— begin —

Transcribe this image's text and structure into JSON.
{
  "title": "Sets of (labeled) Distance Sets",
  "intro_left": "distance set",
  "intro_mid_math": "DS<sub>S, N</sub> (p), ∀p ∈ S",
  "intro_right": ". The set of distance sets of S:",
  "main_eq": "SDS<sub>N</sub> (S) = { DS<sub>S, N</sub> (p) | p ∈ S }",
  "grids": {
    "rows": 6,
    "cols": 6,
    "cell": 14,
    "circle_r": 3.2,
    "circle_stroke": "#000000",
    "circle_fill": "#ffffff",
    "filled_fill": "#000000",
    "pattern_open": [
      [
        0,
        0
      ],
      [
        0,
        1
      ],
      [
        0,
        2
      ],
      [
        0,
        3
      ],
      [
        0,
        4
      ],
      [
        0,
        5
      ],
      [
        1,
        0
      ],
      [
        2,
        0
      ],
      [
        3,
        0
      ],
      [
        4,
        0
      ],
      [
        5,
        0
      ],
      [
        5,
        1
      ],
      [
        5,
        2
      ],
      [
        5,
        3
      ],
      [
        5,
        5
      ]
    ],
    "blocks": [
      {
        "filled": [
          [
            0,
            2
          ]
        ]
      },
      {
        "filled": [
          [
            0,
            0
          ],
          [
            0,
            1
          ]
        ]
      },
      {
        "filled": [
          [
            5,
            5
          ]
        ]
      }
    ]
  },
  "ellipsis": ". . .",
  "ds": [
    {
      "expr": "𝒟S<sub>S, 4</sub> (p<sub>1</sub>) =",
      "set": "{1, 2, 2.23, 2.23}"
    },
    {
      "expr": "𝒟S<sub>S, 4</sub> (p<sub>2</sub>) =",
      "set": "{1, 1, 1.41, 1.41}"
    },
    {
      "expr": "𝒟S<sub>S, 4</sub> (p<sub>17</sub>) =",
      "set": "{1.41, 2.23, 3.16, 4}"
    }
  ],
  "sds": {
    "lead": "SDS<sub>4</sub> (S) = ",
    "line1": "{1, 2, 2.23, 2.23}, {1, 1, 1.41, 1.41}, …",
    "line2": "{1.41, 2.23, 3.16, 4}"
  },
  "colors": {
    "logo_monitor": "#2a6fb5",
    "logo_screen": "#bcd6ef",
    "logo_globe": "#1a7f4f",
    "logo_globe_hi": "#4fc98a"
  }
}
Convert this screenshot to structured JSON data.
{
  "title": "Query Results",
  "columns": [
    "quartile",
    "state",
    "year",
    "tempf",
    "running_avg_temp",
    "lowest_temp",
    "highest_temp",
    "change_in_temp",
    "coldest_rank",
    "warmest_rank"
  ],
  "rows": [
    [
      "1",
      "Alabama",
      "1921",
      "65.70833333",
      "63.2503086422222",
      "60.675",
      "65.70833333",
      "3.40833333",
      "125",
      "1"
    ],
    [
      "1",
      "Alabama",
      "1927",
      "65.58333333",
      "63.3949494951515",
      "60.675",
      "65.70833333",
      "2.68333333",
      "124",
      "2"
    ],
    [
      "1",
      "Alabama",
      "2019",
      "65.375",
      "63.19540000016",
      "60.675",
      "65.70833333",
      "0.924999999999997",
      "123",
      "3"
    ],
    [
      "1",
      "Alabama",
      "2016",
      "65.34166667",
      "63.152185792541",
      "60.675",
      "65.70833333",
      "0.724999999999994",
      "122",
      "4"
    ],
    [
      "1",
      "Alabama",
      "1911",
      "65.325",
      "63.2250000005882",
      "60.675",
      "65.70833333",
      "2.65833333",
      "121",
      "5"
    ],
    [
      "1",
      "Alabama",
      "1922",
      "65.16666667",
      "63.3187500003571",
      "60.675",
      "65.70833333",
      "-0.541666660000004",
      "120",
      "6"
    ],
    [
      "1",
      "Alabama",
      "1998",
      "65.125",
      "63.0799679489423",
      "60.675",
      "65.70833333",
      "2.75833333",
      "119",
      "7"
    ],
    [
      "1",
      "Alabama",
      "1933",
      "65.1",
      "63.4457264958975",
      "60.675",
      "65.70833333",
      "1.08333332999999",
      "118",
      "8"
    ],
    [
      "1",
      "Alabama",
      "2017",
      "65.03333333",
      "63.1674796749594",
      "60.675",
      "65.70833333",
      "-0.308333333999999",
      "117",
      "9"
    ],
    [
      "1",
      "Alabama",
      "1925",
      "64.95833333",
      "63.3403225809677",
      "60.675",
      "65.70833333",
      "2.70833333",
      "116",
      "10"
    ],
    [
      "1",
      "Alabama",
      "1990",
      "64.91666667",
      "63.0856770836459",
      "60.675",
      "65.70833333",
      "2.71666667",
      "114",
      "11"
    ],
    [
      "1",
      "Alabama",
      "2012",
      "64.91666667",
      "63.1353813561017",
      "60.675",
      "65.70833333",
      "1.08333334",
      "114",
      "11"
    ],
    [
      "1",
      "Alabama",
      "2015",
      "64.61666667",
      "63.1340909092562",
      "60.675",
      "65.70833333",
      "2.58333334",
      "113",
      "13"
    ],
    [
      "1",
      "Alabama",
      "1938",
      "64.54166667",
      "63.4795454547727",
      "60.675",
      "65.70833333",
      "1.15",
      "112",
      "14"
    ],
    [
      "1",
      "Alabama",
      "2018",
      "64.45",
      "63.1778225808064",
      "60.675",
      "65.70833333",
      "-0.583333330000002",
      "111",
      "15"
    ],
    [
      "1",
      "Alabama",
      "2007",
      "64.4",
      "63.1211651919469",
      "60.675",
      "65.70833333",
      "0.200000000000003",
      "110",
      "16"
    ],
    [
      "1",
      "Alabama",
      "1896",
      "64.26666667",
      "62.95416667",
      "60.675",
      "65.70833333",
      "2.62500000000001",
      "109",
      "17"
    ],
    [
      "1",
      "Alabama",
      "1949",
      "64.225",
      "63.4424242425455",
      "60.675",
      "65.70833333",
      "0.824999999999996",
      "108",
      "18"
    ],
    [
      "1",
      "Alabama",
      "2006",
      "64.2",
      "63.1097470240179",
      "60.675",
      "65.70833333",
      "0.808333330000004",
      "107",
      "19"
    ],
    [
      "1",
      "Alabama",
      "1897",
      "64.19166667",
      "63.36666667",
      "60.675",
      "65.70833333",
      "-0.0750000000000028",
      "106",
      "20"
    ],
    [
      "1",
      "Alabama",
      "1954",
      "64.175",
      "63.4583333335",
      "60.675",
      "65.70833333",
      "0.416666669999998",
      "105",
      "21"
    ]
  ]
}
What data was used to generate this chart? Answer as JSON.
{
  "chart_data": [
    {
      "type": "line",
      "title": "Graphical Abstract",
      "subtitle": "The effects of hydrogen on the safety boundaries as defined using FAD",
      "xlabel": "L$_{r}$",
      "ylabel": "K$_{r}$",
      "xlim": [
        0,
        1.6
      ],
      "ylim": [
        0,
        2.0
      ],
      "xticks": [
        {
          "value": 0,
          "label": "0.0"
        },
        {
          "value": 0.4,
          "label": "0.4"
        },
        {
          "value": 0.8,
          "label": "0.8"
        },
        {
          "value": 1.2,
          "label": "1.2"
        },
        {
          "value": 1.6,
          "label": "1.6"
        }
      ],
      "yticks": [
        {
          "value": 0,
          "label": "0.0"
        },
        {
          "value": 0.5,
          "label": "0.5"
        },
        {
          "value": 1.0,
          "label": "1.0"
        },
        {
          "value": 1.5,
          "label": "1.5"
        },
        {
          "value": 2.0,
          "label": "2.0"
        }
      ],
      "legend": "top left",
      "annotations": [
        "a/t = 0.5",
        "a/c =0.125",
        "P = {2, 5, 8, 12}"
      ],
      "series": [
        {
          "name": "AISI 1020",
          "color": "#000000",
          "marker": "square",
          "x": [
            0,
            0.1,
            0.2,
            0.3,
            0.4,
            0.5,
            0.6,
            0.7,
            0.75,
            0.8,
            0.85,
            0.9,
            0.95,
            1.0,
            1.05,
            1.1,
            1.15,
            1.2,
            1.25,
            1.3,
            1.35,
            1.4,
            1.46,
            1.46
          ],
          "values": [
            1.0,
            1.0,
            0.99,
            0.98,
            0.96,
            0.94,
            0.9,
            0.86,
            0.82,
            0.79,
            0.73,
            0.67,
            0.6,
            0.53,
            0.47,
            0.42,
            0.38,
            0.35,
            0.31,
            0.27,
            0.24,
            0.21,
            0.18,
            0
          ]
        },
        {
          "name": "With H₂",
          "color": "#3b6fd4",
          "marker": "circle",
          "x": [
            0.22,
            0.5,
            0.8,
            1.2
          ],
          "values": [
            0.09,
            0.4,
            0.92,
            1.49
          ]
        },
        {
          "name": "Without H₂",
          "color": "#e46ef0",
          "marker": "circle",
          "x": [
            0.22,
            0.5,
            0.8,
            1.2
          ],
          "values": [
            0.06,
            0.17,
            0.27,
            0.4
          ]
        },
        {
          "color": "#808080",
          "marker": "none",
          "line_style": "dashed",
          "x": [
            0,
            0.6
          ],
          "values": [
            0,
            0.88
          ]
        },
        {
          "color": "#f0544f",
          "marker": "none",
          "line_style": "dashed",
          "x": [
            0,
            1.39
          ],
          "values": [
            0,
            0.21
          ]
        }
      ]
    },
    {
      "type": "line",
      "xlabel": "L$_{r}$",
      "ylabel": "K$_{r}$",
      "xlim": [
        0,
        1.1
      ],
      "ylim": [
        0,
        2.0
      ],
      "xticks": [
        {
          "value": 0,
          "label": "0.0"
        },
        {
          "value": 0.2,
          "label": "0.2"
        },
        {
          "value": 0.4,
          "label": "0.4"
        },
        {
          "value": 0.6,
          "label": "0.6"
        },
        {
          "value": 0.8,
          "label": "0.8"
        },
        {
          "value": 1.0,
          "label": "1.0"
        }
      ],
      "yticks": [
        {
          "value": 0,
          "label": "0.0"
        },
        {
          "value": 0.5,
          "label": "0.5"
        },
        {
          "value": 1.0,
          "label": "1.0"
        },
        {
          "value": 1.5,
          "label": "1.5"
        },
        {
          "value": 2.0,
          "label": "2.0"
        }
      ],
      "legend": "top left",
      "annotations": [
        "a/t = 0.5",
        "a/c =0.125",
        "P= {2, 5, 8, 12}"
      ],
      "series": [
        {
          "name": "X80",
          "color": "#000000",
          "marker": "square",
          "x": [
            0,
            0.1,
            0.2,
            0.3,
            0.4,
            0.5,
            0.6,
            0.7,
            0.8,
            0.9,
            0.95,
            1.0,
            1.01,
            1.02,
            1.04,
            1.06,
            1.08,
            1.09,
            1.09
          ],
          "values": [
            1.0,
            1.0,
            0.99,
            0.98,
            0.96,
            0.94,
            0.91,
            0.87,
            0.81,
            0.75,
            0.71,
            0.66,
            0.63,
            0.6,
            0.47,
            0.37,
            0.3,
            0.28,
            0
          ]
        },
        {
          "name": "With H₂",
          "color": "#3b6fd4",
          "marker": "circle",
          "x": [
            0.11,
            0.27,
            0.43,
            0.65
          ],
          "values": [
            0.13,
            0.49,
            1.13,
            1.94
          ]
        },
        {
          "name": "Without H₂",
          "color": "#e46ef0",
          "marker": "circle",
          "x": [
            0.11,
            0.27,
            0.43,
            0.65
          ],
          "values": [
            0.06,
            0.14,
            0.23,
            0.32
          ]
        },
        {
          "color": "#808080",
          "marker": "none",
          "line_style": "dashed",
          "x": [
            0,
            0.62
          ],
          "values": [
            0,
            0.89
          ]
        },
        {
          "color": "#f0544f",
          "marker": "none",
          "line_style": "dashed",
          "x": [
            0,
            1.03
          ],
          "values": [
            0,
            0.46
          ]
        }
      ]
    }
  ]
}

— end —

Count the lines in the entries that hold the word "this", and give nothing but the total.

3